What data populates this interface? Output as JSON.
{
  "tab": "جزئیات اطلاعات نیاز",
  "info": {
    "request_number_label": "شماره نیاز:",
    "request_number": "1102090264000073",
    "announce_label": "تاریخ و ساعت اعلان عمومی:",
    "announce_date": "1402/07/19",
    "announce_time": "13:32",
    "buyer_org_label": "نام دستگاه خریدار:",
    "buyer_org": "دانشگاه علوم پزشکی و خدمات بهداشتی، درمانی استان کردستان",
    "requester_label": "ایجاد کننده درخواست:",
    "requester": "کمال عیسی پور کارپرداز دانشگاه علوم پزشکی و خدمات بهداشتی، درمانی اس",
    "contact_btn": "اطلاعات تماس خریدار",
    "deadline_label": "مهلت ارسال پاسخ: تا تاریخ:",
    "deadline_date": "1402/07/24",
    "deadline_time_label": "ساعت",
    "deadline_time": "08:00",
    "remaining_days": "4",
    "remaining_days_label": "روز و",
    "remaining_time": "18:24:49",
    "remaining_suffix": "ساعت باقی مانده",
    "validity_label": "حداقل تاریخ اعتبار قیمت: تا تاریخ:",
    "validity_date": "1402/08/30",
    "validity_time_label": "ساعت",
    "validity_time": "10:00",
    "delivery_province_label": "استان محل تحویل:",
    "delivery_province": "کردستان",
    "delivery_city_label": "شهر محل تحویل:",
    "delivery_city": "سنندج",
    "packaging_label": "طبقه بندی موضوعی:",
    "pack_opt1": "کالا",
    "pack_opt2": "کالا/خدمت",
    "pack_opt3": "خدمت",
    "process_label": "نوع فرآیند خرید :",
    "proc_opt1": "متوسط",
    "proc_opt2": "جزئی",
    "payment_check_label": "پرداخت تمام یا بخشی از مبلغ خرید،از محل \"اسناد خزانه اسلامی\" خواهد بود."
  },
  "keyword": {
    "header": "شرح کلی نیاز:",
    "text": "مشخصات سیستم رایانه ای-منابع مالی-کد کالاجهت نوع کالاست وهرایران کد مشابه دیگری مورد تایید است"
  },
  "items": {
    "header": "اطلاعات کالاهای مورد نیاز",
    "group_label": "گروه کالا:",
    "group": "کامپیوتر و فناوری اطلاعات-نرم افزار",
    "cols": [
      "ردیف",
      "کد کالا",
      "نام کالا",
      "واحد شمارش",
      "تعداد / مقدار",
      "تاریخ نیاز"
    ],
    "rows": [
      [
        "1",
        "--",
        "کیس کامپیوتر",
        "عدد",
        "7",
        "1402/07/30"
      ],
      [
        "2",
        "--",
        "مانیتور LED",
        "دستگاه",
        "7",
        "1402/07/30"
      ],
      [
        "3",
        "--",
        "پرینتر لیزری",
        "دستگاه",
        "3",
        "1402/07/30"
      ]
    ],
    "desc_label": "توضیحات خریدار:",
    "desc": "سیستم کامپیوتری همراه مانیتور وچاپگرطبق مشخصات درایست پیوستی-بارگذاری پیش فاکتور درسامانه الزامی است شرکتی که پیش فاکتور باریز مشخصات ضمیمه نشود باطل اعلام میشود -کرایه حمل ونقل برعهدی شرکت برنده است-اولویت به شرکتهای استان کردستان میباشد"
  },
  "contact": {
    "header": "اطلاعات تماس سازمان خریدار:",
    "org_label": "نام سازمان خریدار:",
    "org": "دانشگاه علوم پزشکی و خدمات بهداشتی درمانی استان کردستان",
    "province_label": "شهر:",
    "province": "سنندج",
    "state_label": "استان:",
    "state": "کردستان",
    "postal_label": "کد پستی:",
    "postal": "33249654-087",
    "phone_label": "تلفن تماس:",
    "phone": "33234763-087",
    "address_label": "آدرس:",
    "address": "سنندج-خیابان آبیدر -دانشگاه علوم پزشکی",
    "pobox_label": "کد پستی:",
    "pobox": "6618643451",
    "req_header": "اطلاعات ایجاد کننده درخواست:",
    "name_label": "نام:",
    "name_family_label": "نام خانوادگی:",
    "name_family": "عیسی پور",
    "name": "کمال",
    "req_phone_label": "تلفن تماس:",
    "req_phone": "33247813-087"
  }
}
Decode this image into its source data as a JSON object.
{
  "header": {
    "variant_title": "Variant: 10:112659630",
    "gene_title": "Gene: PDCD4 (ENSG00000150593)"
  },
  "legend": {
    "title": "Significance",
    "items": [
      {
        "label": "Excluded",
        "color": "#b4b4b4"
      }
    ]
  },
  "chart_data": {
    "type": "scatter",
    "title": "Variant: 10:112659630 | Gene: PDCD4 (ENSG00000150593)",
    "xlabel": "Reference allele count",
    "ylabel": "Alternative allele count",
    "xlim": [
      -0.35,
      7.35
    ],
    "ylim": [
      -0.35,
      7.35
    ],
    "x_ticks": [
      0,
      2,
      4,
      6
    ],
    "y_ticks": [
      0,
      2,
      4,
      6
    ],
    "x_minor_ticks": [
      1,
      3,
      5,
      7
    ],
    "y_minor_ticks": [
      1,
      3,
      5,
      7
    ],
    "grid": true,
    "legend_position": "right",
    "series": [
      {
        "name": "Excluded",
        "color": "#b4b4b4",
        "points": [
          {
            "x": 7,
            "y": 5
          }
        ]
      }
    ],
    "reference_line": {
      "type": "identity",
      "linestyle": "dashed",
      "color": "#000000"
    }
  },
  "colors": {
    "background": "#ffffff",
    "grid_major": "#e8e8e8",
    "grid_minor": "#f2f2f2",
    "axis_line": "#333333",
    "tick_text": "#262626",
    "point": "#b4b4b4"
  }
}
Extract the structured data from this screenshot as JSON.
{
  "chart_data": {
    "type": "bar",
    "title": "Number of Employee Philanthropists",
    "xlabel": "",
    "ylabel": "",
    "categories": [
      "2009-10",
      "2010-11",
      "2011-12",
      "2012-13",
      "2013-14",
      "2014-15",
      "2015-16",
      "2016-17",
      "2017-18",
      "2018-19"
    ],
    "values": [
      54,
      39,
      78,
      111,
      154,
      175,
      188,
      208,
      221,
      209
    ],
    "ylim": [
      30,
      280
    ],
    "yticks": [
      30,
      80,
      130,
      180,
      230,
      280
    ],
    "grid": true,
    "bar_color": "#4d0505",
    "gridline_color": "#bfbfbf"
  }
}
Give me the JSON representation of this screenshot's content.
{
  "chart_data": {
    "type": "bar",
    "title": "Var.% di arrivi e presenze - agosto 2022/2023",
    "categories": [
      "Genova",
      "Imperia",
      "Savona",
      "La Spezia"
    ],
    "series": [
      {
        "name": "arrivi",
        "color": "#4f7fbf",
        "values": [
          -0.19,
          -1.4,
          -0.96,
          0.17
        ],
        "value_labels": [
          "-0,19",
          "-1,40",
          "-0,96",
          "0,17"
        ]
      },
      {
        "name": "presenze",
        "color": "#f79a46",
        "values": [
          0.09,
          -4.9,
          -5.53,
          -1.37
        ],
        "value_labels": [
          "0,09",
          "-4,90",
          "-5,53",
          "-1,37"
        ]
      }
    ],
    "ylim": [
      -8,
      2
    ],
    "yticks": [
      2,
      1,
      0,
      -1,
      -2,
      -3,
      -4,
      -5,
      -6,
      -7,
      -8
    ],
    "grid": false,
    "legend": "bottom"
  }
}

####

• What is expected
Repeat only the lines from the one holding "Give me the" through the last line of the data.

• Result
Give me the JSON representation of this screenshot's content.
{
  "chart_data": {
    "type": "bar",
    "title": "Var.% di arrivi e presenze - agosto 2022/2023",
    "categories": [
      "Genova",
      "Imperia",
      "Savona",
      "La Spezia"
    ],
    "series": [
      {
        "name": "arrivi",
        "color": "#4f7fbf",
        "values": [
          -0.19,
          -1.4,
          -0.96,
          0.17
        ],
        "value_labels": [
          "-0,19",
          "-1,40",
          "-0,96",
          "0,17"
        ]
      },
      {
        "name": "presenze",
        "color": "#f79a46",
        "values": [
          0.09,
          -4.9,
          -5.53,
          -1.37
        ],
        "value_labels": [
          "0,09",
          "-4,90",
          "-5,53",
          "-1,37"
        ]
      }
    ],
    "ylim": [
      -8,
      2
    ],
    "yticks": [
      2,
      1,
      0,
      -1,
      -2,
      -3,
      -4,
      -5,
      -6,
      -7,
      -8
    ],
    "grid": false,
    "legend": "bottom"
  }
}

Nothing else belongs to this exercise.